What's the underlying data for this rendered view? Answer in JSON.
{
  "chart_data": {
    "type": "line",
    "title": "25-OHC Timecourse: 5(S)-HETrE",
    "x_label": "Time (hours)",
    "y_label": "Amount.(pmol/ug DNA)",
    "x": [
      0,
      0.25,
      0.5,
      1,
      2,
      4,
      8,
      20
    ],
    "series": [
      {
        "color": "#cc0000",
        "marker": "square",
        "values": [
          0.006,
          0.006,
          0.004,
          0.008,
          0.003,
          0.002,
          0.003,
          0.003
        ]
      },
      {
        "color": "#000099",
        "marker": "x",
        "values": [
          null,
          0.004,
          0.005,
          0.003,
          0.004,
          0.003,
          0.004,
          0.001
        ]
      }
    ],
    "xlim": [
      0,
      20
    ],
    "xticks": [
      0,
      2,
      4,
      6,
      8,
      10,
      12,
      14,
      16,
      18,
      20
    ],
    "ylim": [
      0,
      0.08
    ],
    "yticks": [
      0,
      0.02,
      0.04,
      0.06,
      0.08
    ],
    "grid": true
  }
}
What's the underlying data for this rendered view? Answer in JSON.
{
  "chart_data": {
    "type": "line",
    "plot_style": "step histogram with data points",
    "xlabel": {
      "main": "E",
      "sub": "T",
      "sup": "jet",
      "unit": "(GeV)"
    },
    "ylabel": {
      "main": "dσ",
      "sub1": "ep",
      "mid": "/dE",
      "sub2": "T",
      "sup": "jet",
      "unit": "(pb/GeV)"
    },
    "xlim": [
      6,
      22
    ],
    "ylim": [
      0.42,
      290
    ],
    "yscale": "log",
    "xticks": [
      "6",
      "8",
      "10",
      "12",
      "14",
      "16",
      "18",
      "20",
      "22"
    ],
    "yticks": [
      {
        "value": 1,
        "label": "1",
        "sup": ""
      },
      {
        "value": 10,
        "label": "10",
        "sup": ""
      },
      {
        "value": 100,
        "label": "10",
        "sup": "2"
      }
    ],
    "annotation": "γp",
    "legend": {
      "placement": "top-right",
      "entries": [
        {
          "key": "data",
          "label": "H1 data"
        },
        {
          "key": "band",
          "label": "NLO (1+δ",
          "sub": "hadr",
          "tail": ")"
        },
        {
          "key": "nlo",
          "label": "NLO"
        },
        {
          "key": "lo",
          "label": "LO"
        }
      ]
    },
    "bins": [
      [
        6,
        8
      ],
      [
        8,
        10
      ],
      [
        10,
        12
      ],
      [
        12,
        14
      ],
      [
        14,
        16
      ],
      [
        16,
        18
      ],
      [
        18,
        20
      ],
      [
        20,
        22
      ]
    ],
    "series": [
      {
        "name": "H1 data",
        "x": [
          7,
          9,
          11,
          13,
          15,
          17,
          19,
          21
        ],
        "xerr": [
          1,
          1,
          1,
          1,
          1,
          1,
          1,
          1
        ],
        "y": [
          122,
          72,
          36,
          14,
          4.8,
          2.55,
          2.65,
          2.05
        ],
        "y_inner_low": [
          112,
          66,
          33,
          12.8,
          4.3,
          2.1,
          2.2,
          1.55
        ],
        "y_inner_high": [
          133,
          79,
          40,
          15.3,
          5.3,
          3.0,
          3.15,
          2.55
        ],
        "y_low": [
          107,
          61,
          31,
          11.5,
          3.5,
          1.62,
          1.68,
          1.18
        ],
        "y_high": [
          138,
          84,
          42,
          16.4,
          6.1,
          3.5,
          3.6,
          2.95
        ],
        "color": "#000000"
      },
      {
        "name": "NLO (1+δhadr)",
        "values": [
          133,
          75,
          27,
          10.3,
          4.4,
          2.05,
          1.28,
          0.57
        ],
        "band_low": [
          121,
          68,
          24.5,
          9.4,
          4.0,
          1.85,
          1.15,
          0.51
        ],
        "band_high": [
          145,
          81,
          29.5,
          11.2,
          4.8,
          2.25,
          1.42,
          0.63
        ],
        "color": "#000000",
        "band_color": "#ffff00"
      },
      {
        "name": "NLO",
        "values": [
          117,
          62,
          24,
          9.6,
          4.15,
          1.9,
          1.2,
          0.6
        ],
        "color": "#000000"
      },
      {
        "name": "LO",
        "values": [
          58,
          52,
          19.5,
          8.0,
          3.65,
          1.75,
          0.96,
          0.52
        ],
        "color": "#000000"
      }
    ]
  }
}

§

Your task is to retype all the records above with nothing left out.

Response to this exercise.
What's the underlying data for this rendered view? Answer in JSON.
{
  "chart_data": {
    "type": "line",
    "title": "25-OHC Timecourse: 5(S)-HETrE",
    "x_label": "Time (hours)",
    "y_label": "Amount.(pmol/ug DNA)",
    "x": [
      0,
      0.25,
      0.5,
      1,
      2,
      4,
      8,
      20
    ],
    "series": [
      {
        "color": "#cc0000",
        "marker": "square",
        "values": [
          0.006,
          0.006,
          0.004,
          0.008,
          0.003,
          0.002,
          0.003,
          0.003
        ]
      },
      {
        "color": "#000099",
        "marker": "x",
        "values": [
          null,
          0.004,
          0.005,
          0.003,
          0.004,
          0.003,
          0.004,
          0.001
        ]
      }
    ],
    "xlim": [
      0,
      20
    ],
    "xticks": [
      0,
      2,
      4,
      6,
      8,
      10,
      12,
      14,
      16,
      18,
      20
    ],
    "ylim": [
      0,
      0.08
    ],
    "yticks": [
      0,
      0.02,
      0.04,
      0.06,
      0.08
    ],
    "grid": true
  }
}
What's the underlying data for this rendered view? Answer in JSON.
{
  "chart_data": {
    "type": "line",
    "plot_style": "step histogram with data points",
    "xlabel": {
      "main": "E",
      "sub": "T",
      "sup": "jet",
      "unit": "(GeV)"
    },
    "ylabel": {
      "main": "dσ",
      "sub1": "ep",
      "mid": "/dE",
      "sub2": "T",
      "sup": "jet",
      "unit": "(pb/GeV)"
    },
    "xlim": [
      6,
      22
    ],
    "ylim": [
      0.42,
      290
    ],
    "yscale": "log",
    "xticks": [
      "6",
      "8",
      "10",
      "12",
      "14",
      "16",
      "18",
      "20",
      "22"
    ],
    "yticks": [
      {
        "value": 1,
        "label": "1",
        "sup": ""
      },
      {
        "value": 10,
        "label": "10",
        "sup": ""
      },
      {
        "value": 100,
        "label": "10",
        "sup": "2"
      }
    ],
    "annotation": "γp",
    "legend": {
      "placement": "top-right",
      "entries": [
        {
          "key": "data",
          "label": "H1 data"
        },
        {
          "key": "band",
          "label": "NLO (1+δ",
          "sub": "hadr",
          "tail": ")"
        },
        {
          "key": "nlo",
          "label": "NLO"
        },
        {
          "key": "lo",
          "label": "LO"
        }
      ]
    },
    "bins": [
      [
        6,
        8
      ],
      [
        8,
        10
      ],
      [
        10,
        12
      ],
      [
        12,
        14
      ],
      [
        14,
        16
      ],
      [
        16,
        18
      ],
      [
        18,
        20
      ],
      [
        20,
        22
      ]
    ],
    "series": [
      {
        "name": "H1 data",
        "x": [
          7,
          9,
          11,
          13,
          15,
          17,
          19,
          21
        ],
        "xerr": [
          1,
          1,
          1,
          1,
          1,
          1,
          1,
          1
        ],
        "y": [
          122,
          72,
          36,
          14,
          4.8,
          2.55,
          2.65,
          2.05
        ],
        "y_inner_low": [
          112,
          66,
          33,
          12.8,
          4.3,
          2.1,
          2.2,
          1.55
        ],
        "y_inner_high": [
          133,
          79,
          40,
          15.3,
          5.3,
          3.0,
          3.15,
          2.55
        ],
        "y_low": [
          107,
          61,
          31,
          11.5,
          3.5,
          1.62,
          1.68,
          1.18
        ],
        "y_high": [
          138,
          84,
          42,
          16.4,
          6.1,
          3.5,
          3.6,
          2.95
        ],
        "color": "#000000"
      },
      {
        "name": "NLO (1+δhadr)",
        "values": [
          133,
          75,
          27,
          10.3,
          4.4,
          2.05,
          1.28,
          0.57
        ],
        "band_low": [
          121,
          68,
          24.5,
          9.4,
          4.0,
          1.85,
          1.15,
          0.51
        ],
        "band_high": [
          145,
          81,
          29.5,
          11.2,
          4.8,
          2.25,
          1.42,
          0.63
        ],
        "color": "#000000",
        "band_color": "#ffff00"
      },
      {
        "name": "NLO",
        "values": [
          117,
          62,
          24,
          9.6,
          4.15,
          1.9,
          1.2,
          0.6
        ],
        "color": "#000000"
      },
      {
        "name": "LO",
        "values": [
          58,
          52,
          19.5,
          8.0,
          3.65,
          1.75,
          0.96,
          0.52
        ],
        "color": "#000000"
      }
    ]
  }
}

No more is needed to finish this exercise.